Return each line containing "icon".
--*--
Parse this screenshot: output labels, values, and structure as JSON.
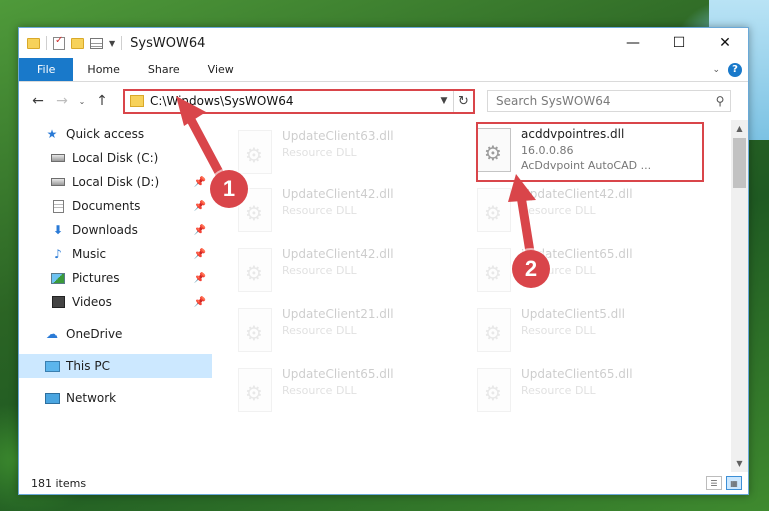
{
  "window": {
    "title": "SysWOW64",
    "controls": {
      "minimize": "—",
      "maximize": "☐",
      "close": "✕"
    }
  },
  "ribbon": {
    "tabs": [
      "File",
      "Home",
      "Share",
      "View"
    ],
    "help": "?"
  },
  "navbar": {
    "back": "←",
    "forward": "→",
    "recent": "⌄",
    "up": "↑",
    "address": "C:\\Windows\\SysWOW64",
    "refresh": "↻",
    "search_placeholder": "Search SysWOW64"
  },
  "sidebar": {
    "quick_access": "Quick access",
    "items": [
      {
        "label": "Local Disk (C:)",
        "icon": "disk-icon"
      },
      {
        "label": "Local Disk (D:)",
        "icon": "disk-icon"
      },
      {
        "label": "Documents",
        "icon": "document-icon"
      },
      {
        "label": "Downloads",
        "icon": "download-icon"
      },
      {
        "label": "Music",
        "icon": "music-icon"
      },
      {
        "label": "Pictures",
        "icon": "pictures-icon"
      },
      {
        "label": "Videos",
        "icon": "videos-icon"
      }
    ],
    "onedrive": "OneDrive",
    "this_pc": "This PC",
    "network": "Network"
  },
  "files": [
    {
      "name": "UpdateClient63.dll",
      "desc": "Resource DLL"
    },
    {
      "name": "acddvpointres.dll",
      "version": "16.0.0.86",
      "desc": "AcDdvpoint AutoCAD ..."
    },
    {
      "name": "UpdateClient42.dll",
      "desc": "Resource DLL"
    },
    {
      "name": "UpdateClient42.dll",
      "desc": "Resource DLL"
    },
    {
      "name": "UpdateClient42.dll",
      "desc": "Resource DLL"
    },
    {
      "name": "UpdateClient65.dll",
      "desc": "Resource DLL"
    },
    {
      "name": "UpdateClient21.dll",
      "desc": "Resource DLL"
    },
    {
      "name": "UpdateClient5.dll",
      "desc": "Resource DLL"
    },
    {
      "name": "UpdateClient65.dll",
      "desc": "Resource DLL"
    },
    {
      "name": "UpdateClient65.dll",
      "desc": "Resource DLL"
    }
  ],
  "status": {
    "count": "181 items"
  },
  "annotations": {
    "badge1": "1",
    "badge2": "2",
    "color": "#d9454a"
  }
}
--*--
*Result of the task*.
        "icon": "disk-icon"
        "icon": "disk-icon"
        "icon": "document-icon"
        "icon": "download-icon"
        "icon": "music-icon"
        "icon": "pictures-icon"
        "icon": "videos-icon"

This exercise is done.